Gather, from the listing beneath this task, every line holding the string "Сведения".

# Record excerpts
-- BEGIN --

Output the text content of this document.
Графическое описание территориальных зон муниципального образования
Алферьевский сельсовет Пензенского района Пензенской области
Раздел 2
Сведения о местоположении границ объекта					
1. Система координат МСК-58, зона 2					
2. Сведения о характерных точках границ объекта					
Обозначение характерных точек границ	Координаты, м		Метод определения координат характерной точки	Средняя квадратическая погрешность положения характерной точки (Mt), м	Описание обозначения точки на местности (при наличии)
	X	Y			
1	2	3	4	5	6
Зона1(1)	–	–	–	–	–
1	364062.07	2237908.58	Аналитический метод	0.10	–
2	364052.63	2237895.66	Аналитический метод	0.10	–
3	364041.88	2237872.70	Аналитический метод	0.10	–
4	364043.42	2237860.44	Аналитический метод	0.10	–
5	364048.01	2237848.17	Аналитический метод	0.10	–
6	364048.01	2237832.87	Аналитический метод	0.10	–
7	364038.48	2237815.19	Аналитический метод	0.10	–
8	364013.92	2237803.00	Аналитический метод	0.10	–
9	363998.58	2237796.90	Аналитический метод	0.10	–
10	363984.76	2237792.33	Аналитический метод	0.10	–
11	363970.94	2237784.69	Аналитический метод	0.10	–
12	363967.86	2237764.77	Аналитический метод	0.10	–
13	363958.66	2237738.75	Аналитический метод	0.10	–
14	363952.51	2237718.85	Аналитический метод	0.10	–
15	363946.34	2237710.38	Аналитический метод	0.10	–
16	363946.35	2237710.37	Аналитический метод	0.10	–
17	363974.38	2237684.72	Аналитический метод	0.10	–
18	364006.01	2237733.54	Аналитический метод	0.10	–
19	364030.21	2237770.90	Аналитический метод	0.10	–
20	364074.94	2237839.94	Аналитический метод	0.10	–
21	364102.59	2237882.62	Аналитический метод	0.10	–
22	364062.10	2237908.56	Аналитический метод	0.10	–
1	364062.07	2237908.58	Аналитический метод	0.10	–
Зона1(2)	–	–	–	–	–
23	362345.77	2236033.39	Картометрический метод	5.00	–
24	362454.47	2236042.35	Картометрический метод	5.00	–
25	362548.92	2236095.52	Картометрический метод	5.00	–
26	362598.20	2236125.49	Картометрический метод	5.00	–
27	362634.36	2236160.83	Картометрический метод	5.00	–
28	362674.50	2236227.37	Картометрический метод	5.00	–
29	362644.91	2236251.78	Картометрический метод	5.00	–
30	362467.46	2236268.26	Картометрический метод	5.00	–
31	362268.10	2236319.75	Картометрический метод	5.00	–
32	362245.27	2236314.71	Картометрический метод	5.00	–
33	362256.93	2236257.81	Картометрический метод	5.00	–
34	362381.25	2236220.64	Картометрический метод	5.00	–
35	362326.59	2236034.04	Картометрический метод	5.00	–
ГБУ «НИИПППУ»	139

-- END --

# Result for this task
Сведения о местоположении границ объекта					
2. Сведения о характерных точках границ объекта					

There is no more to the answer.